== TRECHO DE ORIGEM ==

Durante os anos, junto aos movimentos e associações LGBTQIA+, a ativista passou a fazer política em Pernambuco com intuito de apontar as dificuldades diárias além da necessidade de implementação de políticas públicas que garantam direitos básicos para a população T – como emprego, saúde e segurança.
Referência dentro e fora do Recife, a luta de Chopelly Santos junto ao movimento LGBTQIA+ completa 14 anos (Imagem: Reprodução/Instagram)
Questionada sobre como enxerga os anos de atuação no campo do ativismo e política, Chopelly se mostra positiva e acredita que houve conquistas importantes.
“Antigamente, tudo era mais difícil a ponto das pessoas não saberem nem como nos chamar. A luta é grande, é diária, mas percebo que a sociedade está melhor. As pessoas sabem mais quem somos, temos uma maior representatividade nos espaços, além de já contarmos com algumas leis que nos garantem certos direitos. O preconceito ainda segue presente, mas estamos firmes”, garante a ativista.
Os anos de luta política resultou em reconhecimento dentro do movimento, a tornando referência não só em Pernambuco, mas nacionalmente, por exemplo, quando chegou a ocupar o cargo de vice-presidente da Associação Nacional de Travestis e Transexuais (ANTRA). Para Chopelly, suas conquistas não são frutos de um trabalho individual e, sim, de uma articulação de todo o movimento.

===

◆ EXERCÍCIO 1
Como fica em inglês esta frase do texto sobre Chopelly Santos: "Questionada sobre como enxerga os anos de atuação no campo do ativismo e política, Chopelly se mostra positiva e acredita que houve conquistas importantes."?
◆ EXERCÍCIO 2
No texto sobre Chopelly Santos, quais direitos básicos para a população T são dados como exemplo?
◆ EXERCÍCIO 3
Prossiga com o texto sobre Chopelly Santos a partir da última frase.
Os dados não têm nenhum papel nesta atividade.

== DADOS FORNECIDOS ==

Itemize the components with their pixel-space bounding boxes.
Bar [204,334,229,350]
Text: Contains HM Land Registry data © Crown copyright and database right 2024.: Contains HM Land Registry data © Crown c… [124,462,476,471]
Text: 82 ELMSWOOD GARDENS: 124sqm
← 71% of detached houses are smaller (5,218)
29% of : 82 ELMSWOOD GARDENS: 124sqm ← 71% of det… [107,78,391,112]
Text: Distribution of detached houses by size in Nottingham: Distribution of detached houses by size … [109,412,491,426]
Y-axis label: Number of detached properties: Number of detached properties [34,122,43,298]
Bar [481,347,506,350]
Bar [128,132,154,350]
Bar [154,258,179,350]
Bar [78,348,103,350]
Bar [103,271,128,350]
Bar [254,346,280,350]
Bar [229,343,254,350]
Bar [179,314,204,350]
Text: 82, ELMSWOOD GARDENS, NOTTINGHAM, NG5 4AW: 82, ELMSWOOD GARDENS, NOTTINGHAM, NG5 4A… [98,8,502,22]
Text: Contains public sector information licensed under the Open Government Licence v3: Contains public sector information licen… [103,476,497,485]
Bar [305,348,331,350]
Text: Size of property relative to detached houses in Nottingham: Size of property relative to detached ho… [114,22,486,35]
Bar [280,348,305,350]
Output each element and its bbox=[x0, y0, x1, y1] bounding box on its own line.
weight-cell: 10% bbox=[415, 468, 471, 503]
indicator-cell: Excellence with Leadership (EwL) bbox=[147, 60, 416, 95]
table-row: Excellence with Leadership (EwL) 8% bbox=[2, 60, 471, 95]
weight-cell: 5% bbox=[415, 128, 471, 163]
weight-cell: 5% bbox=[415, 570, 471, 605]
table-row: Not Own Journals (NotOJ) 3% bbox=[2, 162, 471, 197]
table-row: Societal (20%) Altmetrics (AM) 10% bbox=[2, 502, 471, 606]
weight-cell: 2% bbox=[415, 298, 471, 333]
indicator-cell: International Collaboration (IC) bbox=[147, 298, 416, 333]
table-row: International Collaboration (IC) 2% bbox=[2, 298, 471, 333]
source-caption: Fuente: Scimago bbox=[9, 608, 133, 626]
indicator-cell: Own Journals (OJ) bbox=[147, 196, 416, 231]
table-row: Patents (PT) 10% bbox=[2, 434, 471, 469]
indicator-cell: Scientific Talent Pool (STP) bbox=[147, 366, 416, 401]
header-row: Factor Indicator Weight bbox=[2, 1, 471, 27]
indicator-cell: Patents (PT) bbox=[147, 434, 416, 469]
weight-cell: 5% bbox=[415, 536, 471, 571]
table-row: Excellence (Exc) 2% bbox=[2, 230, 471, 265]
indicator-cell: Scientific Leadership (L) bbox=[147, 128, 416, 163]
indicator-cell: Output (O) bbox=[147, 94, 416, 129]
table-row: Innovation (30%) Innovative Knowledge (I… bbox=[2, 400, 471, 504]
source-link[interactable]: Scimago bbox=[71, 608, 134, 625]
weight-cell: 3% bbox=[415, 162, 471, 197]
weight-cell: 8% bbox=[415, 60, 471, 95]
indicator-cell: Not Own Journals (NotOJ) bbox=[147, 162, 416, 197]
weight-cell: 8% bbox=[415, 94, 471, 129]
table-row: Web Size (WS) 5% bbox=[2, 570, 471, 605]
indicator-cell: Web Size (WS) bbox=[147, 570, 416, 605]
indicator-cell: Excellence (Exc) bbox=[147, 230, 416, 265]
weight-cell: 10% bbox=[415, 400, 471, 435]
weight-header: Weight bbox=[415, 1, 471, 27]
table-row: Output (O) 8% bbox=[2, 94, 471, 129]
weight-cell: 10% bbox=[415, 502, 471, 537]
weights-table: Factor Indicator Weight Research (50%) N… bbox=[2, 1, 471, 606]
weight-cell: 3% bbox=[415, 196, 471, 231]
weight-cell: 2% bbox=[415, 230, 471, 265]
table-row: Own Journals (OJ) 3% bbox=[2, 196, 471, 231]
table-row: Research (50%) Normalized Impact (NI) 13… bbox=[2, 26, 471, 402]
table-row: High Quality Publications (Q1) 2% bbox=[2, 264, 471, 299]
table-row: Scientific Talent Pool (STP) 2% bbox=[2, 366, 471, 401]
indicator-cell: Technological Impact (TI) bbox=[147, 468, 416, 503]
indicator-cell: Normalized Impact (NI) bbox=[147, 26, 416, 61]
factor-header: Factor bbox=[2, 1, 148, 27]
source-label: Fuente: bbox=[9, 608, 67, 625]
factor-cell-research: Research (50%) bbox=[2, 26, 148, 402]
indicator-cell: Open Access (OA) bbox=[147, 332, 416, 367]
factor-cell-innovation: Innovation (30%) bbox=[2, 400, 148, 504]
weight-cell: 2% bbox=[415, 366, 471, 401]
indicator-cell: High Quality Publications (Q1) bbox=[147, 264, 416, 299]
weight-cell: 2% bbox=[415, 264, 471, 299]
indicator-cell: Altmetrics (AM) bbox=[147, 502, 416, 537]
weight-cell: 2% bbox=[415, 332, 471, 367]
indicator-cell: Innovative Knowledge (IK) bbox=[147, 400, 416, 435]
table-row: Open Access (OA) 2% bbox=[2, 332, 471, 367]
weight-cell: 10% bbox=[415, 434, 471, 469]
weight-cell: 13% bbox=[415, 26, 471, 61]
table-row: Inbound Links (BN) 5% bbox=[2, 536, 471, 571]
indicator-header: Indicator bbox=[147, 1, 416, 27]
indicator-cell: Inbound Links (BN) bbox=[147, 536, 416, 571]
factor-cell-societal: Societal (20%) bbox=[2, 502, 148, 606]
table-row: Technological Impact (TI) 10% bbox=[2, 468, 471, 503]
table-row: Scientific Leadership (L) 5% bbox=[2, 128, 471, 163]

===

◆ RESPOSTA FINAL 1
Asked how she views her years of work in the field of activism and politics, Chopelly is positive and believes there have been important achievements.

◆ RESPOSTA FINAL 2
Emprego, saúde e segurança.

◆ RESPOSTA FINAL 3
“Trabalho para mostrar que nós somos capazes e que todo reconhecimento é fruto de mais de uma década junto à militância. Em relação a ser tida como referência, meu propósito não é gerar impacto na vida de outras meninas e, por mim mesma, ser lida como referencial. Gosto mesmo é que elas se identifiquem com minha história e vejam o que passei como lição para suas próprias vidas. Luto para mostrar que podemos ser reconhecidas na sociedade, independente do espaço. Esse é meu propósito, ajudar no coletivo e fazer com o a sociedade se torne mais sensível com o nosso crescimento”, declara.
Sobre os próximos passos como representante do movimento LGBTQIA+, Chopelly segue como uma das maiores defensoras da criação de uma casa de assistência para pessoas trans e tem como expectativa a regulamentação das medidas de proteção e garantia às pessoas T.
“Nos preocupa não ter um espaço de acolhimento de pessoas trans e travestis na cidade, que, em sua maioria, são colocadas para fora de casa, sem nenhum tipo de apoio e suporte, por um processo de não aceitação da família, resultado do preconceito. Outro ponto é a transformação das medidas apresentadas pelo Supremo Tribunal Federal em leis que pautem igualdade de gênero e tantas outras pautas. Precisamos de políticas ativas para que nossos direitos não sejam perdidos”, finaliza.
Reconhecimento
Chopelly Santos em Reunião Solene, realizada na última terça-feira (1), para recebimento do título de Cidadã do Recife (Imagem: Reprodução/Instagram)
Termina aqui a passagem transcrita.